** INSTRUCTION **
Find the lines holding the string "cdot" in the data, then copy all of them.

** DATASET ENTRIES **
◇ ◇ ◇ ◇

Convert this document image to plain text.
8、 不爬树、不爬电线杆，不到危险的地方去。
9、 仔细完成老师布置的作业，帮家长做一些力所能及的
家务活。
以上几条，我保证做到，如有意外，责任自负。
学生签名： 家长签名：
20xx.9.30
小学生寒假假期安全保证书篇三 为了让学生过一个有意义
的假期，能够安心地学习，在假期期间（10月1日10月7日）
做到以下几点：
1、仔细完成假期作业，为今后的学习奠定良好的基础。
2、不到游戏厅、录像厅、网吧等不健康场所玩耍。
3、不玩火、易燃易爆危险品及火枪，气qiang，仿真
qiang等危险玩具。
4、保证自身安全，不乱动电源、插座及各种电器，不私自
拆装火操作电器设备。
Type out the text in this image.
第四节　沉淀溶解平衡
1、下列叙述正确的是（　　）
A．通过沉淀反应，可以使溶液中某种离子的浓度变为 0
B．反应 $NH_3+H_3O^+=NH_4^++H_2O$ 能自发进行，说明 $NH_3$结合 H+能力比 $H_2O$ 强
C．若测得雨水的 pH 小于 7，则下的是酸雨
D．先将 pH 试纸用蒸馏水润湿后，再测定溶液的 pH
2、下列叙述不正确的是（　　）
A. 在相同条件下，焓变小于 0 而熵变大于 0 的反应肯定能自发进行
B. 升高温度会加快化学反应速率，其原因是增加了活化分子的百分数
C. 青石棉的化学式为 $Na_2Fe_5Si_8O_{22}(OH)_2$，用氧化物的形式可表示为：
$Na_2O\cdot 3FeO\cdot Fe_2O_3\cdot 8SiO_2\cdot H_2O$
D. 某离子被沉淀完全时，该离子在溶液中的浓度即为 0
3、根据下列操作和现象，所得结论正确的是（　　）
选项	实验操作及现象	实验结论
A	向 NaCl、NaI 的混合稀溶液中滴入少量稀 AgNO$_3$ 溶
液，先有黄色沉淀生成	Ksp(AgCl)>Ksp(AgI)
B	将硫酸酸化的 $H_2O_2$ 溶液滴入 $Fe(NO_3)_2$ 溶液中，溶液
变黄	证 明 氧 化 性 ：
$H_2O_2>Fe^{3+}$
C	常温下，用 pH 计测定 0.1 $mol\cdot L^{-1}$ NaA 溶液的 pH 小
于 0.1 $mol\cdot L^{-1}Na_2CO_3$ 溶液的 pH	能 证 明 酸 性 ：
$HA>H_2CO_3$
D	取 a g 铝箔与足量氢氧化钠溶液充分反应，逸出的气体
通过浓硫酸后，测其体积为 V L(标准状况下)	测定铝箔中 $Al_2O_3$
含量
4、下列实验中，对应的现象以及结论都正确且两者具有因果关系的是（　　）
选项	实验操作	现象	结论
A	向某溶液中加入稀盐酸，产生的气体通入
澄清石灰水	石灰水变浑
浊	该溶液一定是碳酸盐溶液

◇ ◇ ◇ ◇

** TASK ANSWER **
$Na_2O\cdot 3FeO\cdot Fe_2O_3\cdot 8SiO_2\cdot H_2O$
C	常温下，用 pH 计测定 0.1 $mol\cdot L^{-1}$ NaA 溶液的 pH 小
于 0.1 $mol\cdot L^{-1}Na_2CO_3$ 溶液的 pH	能 证 明 酸 性 ：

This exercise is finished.